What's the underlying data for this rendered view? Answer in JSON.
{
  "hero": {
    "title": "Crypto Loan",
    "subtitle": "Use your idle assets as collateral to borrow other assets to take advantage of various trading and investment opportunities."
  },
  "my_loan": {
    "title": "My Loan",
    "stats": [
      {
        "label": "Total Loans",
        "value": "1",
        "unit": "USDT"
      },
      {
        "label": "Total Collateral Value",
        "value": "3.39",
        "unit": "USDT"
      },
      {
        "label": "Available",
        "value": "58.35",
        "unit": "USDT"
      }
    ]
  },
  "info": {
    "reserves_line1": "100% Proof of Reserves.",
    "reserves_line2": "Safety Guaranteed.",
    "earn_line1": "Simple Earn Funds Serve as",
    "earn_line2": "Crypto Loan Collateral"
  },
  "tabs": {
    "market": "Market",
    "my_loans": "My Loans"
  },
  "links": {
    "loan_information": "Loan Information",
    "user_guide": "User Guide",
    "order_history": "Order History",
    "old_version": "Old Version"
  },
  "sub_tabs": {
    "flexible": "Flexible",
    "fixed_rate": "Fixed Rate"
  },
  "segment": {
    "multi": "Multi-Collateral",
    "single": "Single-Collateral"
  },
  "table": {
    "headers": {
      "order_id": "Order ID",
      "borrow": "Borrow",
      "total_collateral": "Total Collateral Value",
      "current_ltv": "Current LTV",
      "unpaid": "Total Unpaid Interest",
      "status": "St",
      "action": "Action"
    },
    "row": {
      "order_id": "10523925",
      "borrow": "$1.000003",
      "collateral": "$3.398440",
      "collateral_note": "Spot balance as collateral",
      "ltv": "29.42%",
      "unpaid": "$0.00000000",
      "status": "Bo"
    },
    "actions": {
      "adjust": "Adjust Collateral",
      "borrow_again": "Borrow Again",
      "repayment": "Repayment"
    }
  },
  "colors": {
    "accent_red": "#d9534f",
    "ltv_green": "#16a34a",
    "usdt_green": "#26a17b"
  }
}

────────────────────

Exactly as they are written, print the entries again.

What's the underlying data for this rendered view? Answer in JSON.
{
  "hero": {
    "title": "Crypto Loan",
    "subtitle": "Use your idle assets as collateral to borrow other assets to take advantage of various trading and investment opportunities."
  },
  "my_loan": {
    "title": "My Loan",
    "stats": [
      {
        "label": "Total Loans",
        "value": "1",
        "unit": "USDT"
      },
      {
        "label": "Total Collateral Value",
        "value": "3.39",
        "unit": "USDT"
      },
      {
        "label": "Available",
        "value": "58.35",
        "unit": "USDT"
      }
    ]
  },
  "info": {
    "reserves_line1": "100% Proof of Reserves.",
    "reserves_line2": "Safety Guaranteed.",
    "earn_line1": "Simple Earn Funds Serve as",
    "earn_line2": "Crypto Loan Collateral"
  },
  "tabs": {
    "market": "Market",
    "my_loans": "My Loans"
  },
  "links": {
    "loan_information": "Loan Information",
    "user_guide": "User Guide",
    "order_history": "Order History",
    "old_version": "Old Version"
  },
  "sub_tabs": {
    "flexible": "Flexible",
    "fixed_rate": "Fixed Rate"
  },
  "segment": {
    "multi": "Multi-Collateral",
    "single": "Single-Collateral"
  },
  "table": {
    "headers": {
      "order_id": "Order ID",
      "borrow": "Borrow",
      "total_collateral": "Total Collateral Value",
      "current_ltv": "Current LTV",
      "unpaid": "Total Unpaid Interest",
      "status": "St",
      "action": "Action"
    },
    "row": {
      "order_id": "10523925",
      "borrow": "$1.000003",
      "collateral": "$3.398440",
      "collateral_note": "Spot balance as collateral",
      "ltv": "29.42%",
      "unpaid": "$0.00000000",
      "status": "Bo"
    },
    "actions": {
      "adjust": "Adjust Collateral",
      "borrow_again": "Borrow Again",
      "repayment": "Repayment"
    }
  },
  "colors": {
    "accent_red": "#d9534f",
    "ltv_green": "#16a34a",
    "usdt_green": "#26a17b"
  }
}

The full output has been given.